** start Records **

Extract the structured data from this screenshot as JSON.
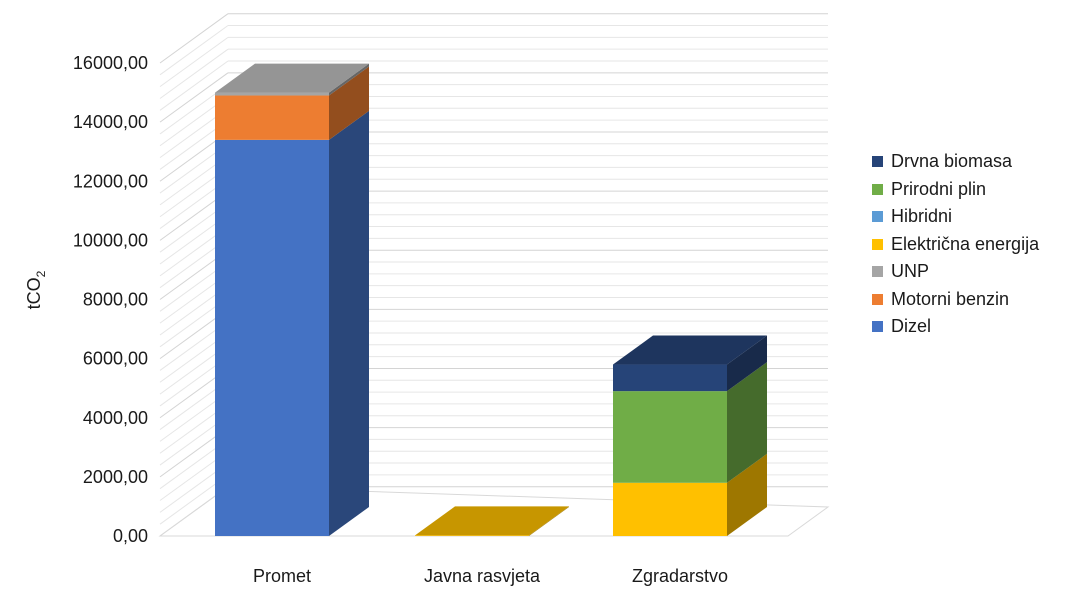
{
  "chart_data": {
    "type": "bar",
    "stacked": true,
    "three_d": true,
    "categories": [
      "Promet",
      "Javna rasvjeta",
      "Zgradarstvo"
    ],
    "ylabel": "tCO",
    "ylabel_subscript": "2",
    "ylim": [
      0,
      16000
    ],
    "ytick_step": 2000,
    "yticks": [
      "0,00",
      "2000,00",
      "4000,00",
      "6000,00",
      "8000,00",
      "10000,00",
      "12000,00",
      "14000,00",
      "16000,00"
    ],
    "grid": true,
    "legend_position": "right",
    "series": [
      {
        "name": "Dizel",
        "color": "#4472C4",
        "values": [
          13400,
          0,
          0
        ]
      },
      {
        "name": "Motorni benzin",
        "color": "#ED7D31",
        "values": [
          1500,
          0,
          0
        ]
      },
      {
        "name": "UNP",
        "color": "#A5A5A5",
        "values": [
          100,
          0,
          0
        ]
      },
      {
        "name": "Električna energija",
        "color": "#FFC000",
        "values": [
          0,
          20,
          1800
        ]
      },
      {
        "name": "Hibridni",
        "color": "#5B9BD5",
        "values": [
          0,
          0,
          0
        ]
      },
      {
        "name": "Prirodni plin",
        "color": "#70AD47",
        "values": [
          0,
          0,
          3100
        ]
      },
      {
        "name": "Drvna biomasa",
        "color": "#264478",
        "values": [
          0,
          0,
          900
        ]
      }
    ]
  }
}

** end Records **

Quote each entry above verbatim and drop the pictures.

Extract the structured data from this screenshot as JSON.
{
  "chart_data": {
    "type": "bar",
    "stacked": true,
    "three_d": true,
    "categories": [
      "Promet",
      "Javna rasvjeta",
      "Zgradarstvo"
    ],
    "ylabel": "tCO",
    "ylabel_subscript": "2",
    "ylim": [
      0,
      16000
    ],
    "ytick_step": 2000,
    "yticks": [
      "0,00",
      "2000,00",
      "4000,00",
      "6000,00",
      "8000,00",
      "10000,00",
      "12000,00",
      "14000,00",
      "16000,00"
    ],
    "grid": true,
    "legend_position": "right",
    "series": [
      {
        "name": "Dizel",
        "color": "#4472C4",
        "values": [
          13400,
          0,
          0
        ]
      },
      {
        "name": "Motorni benzin",
        "color": "#ED7D31",
        "values": [
          1500,
          0,
          0
        ]
      },
      {
        "name": "UNP",
        "color": "#A5A5A5",
        "values": [
          100,
          0,
          0
        ]
      },
      {
        "name": "Električna energija",
        "color": "#FFC000",
        "values": [
          0,
          20,
          1800
        ]
      },
      {
        "name": "Hibridni",
        "color": "#5B9BD5",
        "values": [
          0,
          0,
          0
        ]
      },
      {
        "name": "Prirodni plin",
        "color": "#70AD47",
        "values": [
          0,
          0,
          3100
        ]
      },
      {
        "name": "Drvna biomasa",
        "color": "#264478",
        "values": [
          0,
          0,
          900
        ]
      }
    ]
  }
}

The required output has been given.